Return all lines in the material below that contain "remaining".
_ _ _ _ _
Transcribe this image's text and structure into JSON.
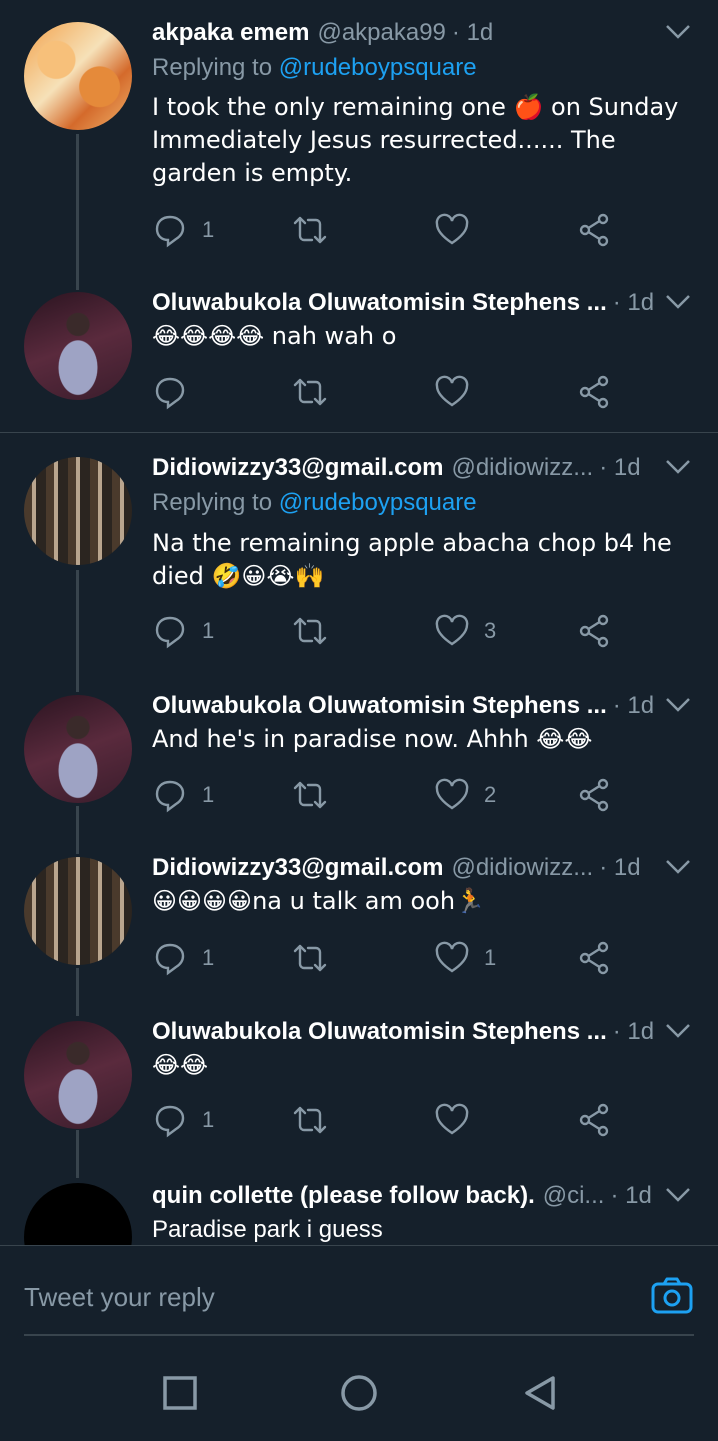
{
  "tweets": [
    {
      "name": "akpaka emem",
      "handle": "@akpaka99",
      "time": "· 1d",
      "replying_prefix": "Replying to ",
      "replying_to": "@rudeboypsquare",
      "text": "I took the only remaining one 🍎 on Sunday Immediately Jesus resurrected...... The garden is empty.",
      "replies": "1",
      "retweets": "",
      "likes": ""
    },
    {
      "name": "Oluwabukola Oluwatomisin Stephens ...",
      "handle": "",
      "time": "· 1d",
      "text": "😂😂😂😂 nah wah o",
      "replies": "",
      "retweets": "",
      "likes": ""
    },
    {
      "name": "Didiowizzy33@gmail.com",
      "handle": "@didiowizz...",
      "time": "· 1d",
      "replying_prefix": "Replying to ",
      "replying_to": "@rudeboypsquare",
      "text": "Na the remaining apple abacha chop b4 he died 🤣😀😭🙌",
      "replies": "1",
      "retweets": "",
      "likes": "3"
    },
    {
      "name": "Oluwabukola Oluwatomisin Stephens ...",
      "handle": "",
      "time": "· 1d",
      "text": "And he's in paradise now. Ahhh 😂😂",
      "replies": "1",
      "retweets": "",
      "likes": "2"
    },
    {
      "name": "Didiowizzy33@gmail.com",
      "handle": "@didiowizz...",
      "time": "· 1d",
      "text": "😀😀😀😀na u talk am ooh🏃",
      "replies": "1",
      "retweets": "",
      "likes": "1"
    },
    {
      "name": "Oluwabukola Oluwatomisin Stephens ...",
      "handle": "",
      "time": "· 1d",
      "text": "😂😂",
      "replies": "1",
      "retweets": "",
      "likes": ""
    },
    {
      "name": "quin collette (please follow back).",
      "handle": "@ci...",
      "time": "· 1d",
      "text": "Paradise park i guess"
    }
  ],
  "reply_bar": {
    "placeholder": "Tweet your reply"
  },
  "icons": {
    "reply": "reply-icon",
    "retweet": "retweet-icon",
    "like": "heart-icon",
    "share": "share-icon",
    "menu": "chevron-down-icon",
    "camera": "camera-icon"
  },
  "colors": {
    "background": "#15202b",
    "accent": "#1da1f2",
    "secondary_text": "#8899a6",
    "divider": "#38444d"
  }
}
_ _ _ _ _
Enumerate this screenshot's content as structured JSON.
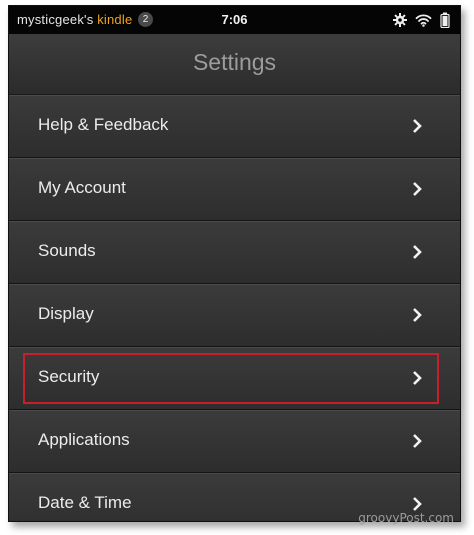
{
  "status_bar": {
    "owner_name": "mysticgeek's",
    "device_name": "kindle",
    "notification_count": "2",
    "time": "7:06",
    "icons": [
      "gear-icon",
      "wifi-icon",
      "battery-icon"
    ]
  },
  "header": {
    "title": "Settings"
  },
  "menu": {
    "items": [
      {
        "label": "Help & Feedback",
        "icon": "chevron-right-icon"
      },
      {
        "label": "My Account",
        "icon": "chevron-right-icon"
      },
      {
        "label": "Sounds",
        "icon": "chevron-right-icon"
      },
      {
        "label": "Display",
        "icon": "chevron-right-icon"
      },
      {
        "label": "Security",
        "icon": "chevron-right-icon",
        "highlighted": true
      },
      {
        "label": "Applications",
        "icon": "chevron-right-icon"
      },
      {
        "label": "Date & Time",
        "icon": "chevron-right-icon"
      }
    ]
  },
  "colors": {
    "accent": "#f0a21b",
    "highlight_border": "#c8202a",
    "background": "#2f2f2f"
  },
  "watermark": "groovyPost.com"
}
_ _ _ _ _
# Answer in full
      "text": "I took the only remaining one 🍎 on Sunday Immediately Jesus resurrected...... The garden is empty.",
      "text": "Na the remaining apple abacha chop b4 he died 🤣😀😭🙌",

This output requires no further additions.